## Direction
In the entries that follow, how many lines contain "description"? Answer with the number only.

## Input
= = =
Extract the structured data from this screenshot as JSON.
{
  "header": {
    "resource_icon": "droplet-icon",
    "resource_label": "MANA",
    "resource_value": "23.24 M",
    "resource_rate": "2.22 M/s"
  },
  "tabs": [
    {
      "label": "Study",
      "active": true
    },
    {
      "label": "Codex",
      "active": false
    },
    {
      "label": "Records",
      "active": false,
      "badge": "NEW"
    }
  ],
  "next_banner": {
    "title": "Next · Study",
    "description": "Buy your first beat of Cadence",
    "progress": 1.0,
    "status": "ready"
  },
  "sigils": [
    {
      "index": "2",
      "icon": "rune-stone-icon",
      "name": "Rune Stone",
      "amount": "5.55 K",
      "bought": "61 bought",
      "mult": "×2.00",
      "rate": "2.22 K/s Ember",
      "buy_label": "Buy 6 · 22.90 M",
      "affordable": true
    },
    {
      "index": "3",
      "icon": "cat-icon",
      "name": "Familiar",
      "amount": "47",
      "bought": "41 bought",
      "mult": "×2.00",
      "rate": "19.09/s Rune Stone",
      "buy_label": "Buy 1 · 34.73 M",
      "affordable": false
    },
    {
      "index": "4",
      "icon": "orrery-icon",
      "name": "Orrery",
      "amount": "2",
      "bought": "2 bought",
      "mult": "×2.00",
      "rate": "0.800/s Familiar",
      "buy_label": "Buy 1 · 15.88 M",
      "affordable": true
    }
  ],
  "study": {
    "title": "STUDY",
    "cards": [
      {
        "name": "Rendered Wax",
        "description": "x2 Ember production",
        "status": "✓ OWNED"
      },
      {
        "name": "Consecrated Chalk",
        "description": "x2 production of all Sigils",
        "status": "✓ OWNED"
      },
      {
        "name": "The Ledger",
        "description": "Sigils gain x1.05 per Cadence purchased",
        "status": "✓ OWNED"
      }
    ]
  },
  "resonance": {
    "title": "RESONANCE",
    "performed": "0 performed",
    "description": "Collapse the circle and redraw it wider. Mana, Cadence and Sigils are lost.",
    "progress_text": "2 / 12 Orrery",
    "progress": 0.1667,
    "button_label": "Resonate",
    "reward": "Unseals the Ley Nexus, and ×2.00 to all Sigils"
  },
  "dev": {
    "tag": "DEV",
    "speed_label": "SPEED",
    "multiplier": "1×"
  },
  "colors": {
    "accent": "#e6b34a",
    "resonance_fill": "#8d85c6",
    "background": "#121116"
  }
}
= = =
## Answer for the task
5